◆ DESCRIPTION OF THE TASK:
Reproduce the material below word for word, line by line, and leave the pictures out of your answer.

___ RECORDS FOR THE TASK

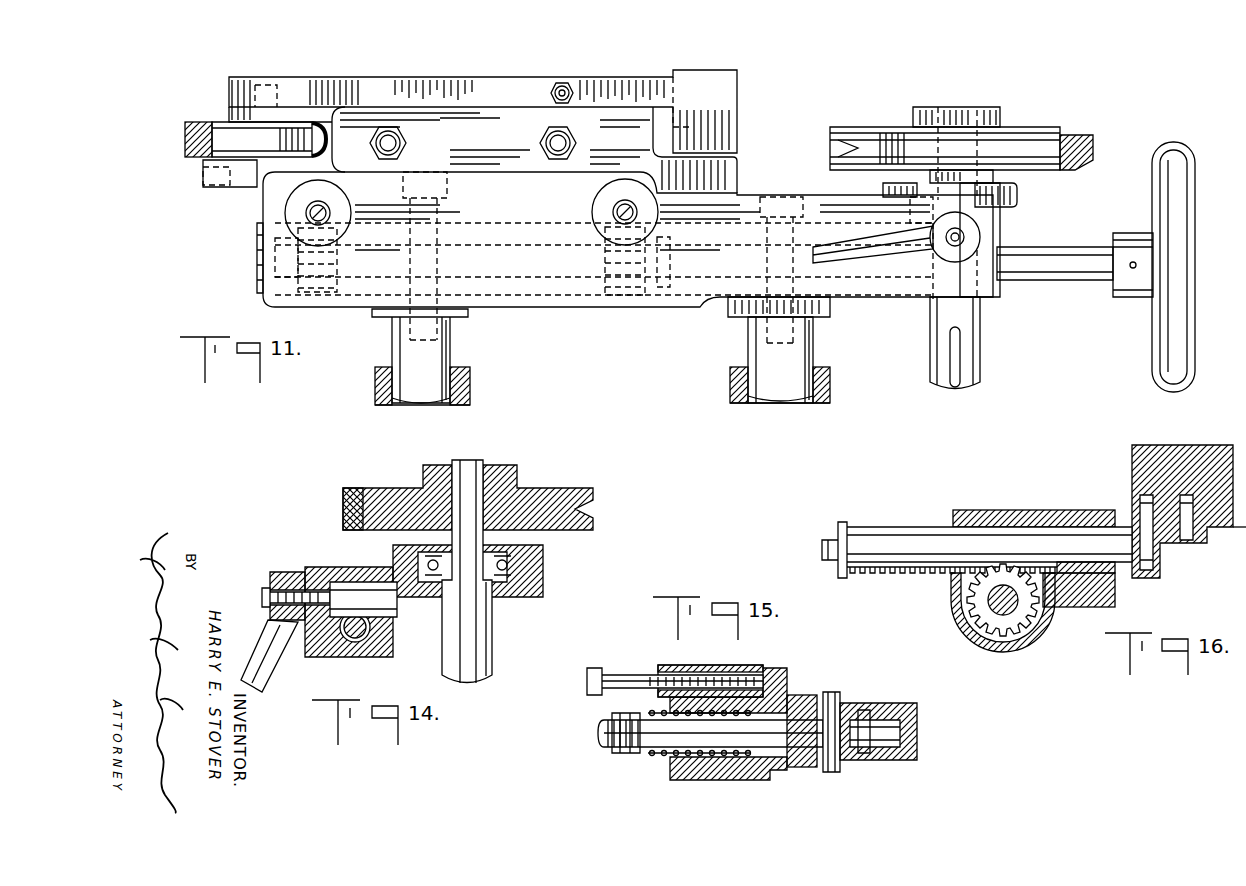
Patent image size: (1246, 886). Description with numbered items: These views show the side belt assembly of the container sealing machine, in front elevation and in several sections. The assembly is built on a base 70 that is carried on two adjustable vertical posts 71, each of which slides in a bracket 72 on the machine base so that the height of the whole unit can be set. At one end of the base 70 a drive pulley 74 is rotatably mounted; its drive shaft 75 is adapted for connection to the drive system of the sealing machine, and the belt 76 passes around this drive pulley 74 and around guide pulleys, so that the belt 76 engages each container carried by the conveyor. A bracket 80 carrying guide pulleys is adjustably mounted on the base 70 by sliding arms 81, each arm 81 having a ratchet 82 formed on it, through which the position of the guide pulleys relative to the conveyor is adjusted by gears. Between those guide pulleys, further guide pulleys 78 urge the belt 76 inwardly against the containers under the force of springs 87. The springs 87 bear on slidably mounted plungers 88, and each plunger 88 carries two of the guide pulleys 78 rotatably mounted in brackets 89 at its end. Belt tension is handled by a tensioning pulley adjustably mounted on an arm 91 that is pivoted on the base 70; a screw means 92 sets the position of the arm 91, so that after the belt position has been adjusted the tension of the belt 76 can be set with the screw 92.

In FIG. 11, the base 70 is at (738, 202).
In FIG. 16, the base 70 is at (1033, 510).
In FIG. 11, the adjustable vertical posts 71 is at (453, 347).
In FIG. 11, the brackets 72 is at (470, 384).
In FIG. 11, the drive pulley 74 is at (1040, 130).
In FIG. 14, the drive pulley 74 is at (563, 490).
In FIG. 11, the drive shaft 75 is at (973, 353).
In FIG. 14, the drive shaft 75 is at (492, 632).
In FIG. 11, the belt 76 is at (1093, 142).
In FIG. 14, the belt 76 is at (343, 512).
In FIG. 15, the belt 76 is at (917, 721).
In FIG. 15, the guide pulleys 78 is at (880, 748).
In FIG. 15, the bracket 80 is at (773, 682).
In FIG. 16, the sliding arms 81 is at (888, 530).
In FIG. 16, the ratchet 82 is at (917, 575).
In FIG. 15, the springs 87 is at (667, 757).
In FIG. 15, the plungers 88 is at (597, 733).
In FIG. 15, the brackets 89 is at (873, 702).
In FIG. 15, the arm 91 is at (728, 670).
In FIG. 15, the screw means 92 is at (620, 676).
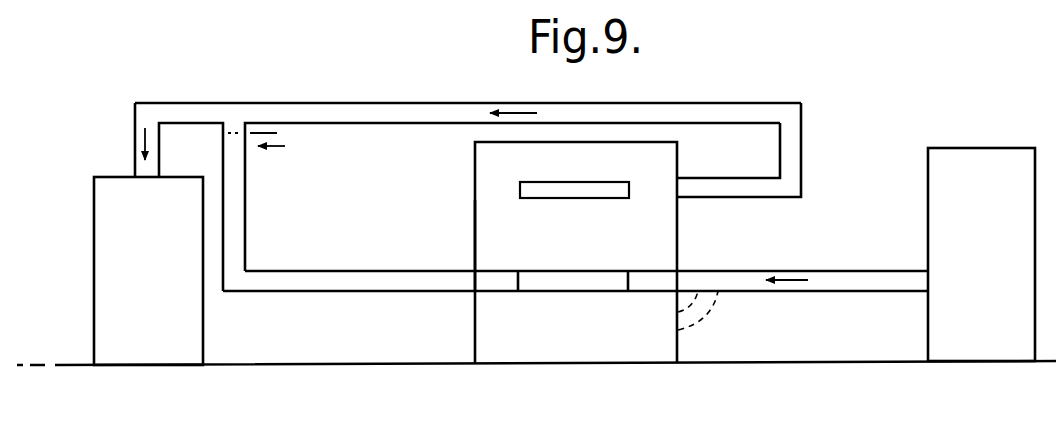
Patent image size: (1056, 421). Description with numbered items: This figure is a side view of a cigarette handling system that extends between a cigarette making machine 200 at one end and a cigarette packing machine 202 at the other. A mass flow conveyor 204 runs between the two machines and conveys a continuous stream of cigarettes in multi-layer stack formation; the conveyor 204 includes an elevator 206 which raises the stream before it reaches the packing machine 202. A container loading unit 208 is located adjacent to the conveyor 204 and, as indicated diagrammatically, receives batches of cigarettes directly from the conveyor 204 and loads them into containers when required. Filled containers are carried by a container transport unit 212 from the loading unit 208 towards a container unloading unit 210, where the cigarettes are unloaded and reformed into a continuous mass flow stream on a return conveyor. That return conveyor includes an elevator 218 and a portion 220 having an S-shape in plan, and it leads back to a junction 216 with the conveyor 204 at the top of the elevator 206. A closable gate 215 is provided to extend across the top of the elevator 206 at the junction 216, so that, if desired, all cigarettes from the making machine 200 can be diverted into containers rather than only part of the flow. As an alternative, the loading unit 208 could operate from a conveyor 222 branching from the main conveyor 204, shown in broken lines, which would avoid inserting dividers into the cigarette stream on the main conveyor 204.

The cigarette making machine 200 is at (1005, 271).
The cigarette packing machine 202 is at (172, 285).
The mass flow conveyor 204 is at (335, 293).
The elevator 206 is at (246, 208).
The container loading unit 208 is at (637, 260).
The container unloading unit 210 is at (494, 187).
The container transport unit 212 is at (467, 240).
The closable gate 215 is at (262, 133).
The junction 216 is at (233, 120).
The elevator 218 is at (797, 152).
The S-shaped portion 220 is at (583, 110).
The branch conveyor 222 is at (712, 305).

______

◆ WRITTEN ANSWER:
Patent image size: (1246, 886). Description with numbered items: These views show the side belt assembly of the container sealing machine, in front elevation and in several sections. The assembly is built on a base 70 that is carried on two adjustable vertical posts 71, each of which slides in a bracket 72 on the machine base so that the height of the whole unit can be set. At one end of the base 70 a drive pulley 74 is rotatably mounted; its drive shaft 75 is adapted for connection to the drive system of the sealing machine, and the belt 76 passes around this drive pulley 74 and around guide pulleys, so that the belt 76 engages each container carried by the conveyor. A bracket 80 carrying guide pulleys is adjustably mounted on the base 70 by sliding arms 81, each arm 81 having a ratchet 82 formed on it, through which the position of the guide pulleys relative to the conveyor is adjusted by gears. Between those guide pulleys, further guide pulleys 78 urge the belt 76 inwardly against the containers under the force of springs 87. The springs 87 bear on slidably mounted plungers 88, and each plunger 88 carries two of the guide pulleys 78 rotatably mounted in brackets 89 at its end. Belt tension is handled by a tensioning pulley adjustably mounted on an arm 91 that is pivoted on the base 70; a screw means 92 sets the position of the arm 91, so that after the belt position has been adjusted the tension of the belt 76 can be set with the screw 92.

In FIG. 11, the base 70 is at (738, 202).
In FIG. 16, the base 70 is at (1033, 510).
In FIG. 11, the adjustable vertical posts 71 is at (453, 347).
In FIG. 11, the brackets 72 is at (470, 384).
In FIG. 11, the drive pulley 74 is at (1040, 130).
In FIG. 14, the drive pulley 74 is at (563, 490).
In FIG. 11, the drive shaft 75 is at (973, 353).
In FIG. 14, the drive shaft 75 is at (492, 632).
In FIG. 11, the belt 76 is at (1093, 142).
In FIG. 14, the belt 76 is at (343, 512).
In FIG. 15, the belt 76 is at (917, 721).
In FIG. 15, the guide pulleys 78 is at (880, 748).
In FIG. 15, the bracket 80 is at (773, 682).
In FIG. 16, the sliding arms 81 is at (888, 530).
In FIG. 16, the ratchet 82 is at (917, 575).
In FIG. 15, the springs 87 is at (667, 757).
In FIG. 15, the plungers 88 is at (597, 733).
In FIG. 15, the brackets 89 is at (873, 702).
In FIG. 15, the arm 91 is at (728, 670).
In FIG. 15, the screw means 92 is at (620, 676).
Patent image size: (1056, 421). Description with numbered items: This figure is a side view of a cigarette handling system that extends between a cigarette making machine 200 at one end and a cigarette packing machine 202 at the other. A mass flow conveyor 204 runs between the two machines and conveys a continuous stream of cigarettes in multi-layer stack formation; the conveyor 204 includes an elevator 206 which raises the stream before it reaches the packing machine 202. A container loading unit 208 is located adjacent to the conveyor 204 and, as indicated diagrammatically, receives batches of cigarettes directly from the conveyor 204 and loads them into containers when required. Filled containers are carried by a container transport unit 212 from the loading unit 208 towards a container unloading unit 210, where the cigarettes are unloaded and reformed into a continuous mass flow stream on a return conveyor. That return conveyor includes an elevator 218 and a portion 220 having an S-shape in plan, and it leads back to a junction 216 with the conveyor 204 at the top of the elevator 206. A closable gate 215 is provided to extend across the top of the elevator 206 at the junction 216, so that, if desired, all cigarettes from the making machine 200 can be diverted into containers rather than only part of the flow. As an alternative, the loading unit 208 could operate from a conveyor 222 branching from the main conveyor 204, shown in broken lines, which would avoid inserting dividers into the cigarette stream on the main conveyor 204.

The cigarette making machine 200 is at (1005, 271).
The cigarette packing machine 202 is at (172, 285).
The mass flow conveyor 204 is at (335, 293).
The elevator 206 is at (246, 208).
The container loading unit 208 is at (637, 260).
The container unloading unit 210 is at (494, 187).
The container transport unit 212 is at (467, 240).
The closable gate 215 is at (262, 133).
The junction 216 is at (233, 120).
The elevator 218 is at (797, 152).
The S-shaped portion 220 is at (583, 110).
The branch conveyor 222 is at (712, 305).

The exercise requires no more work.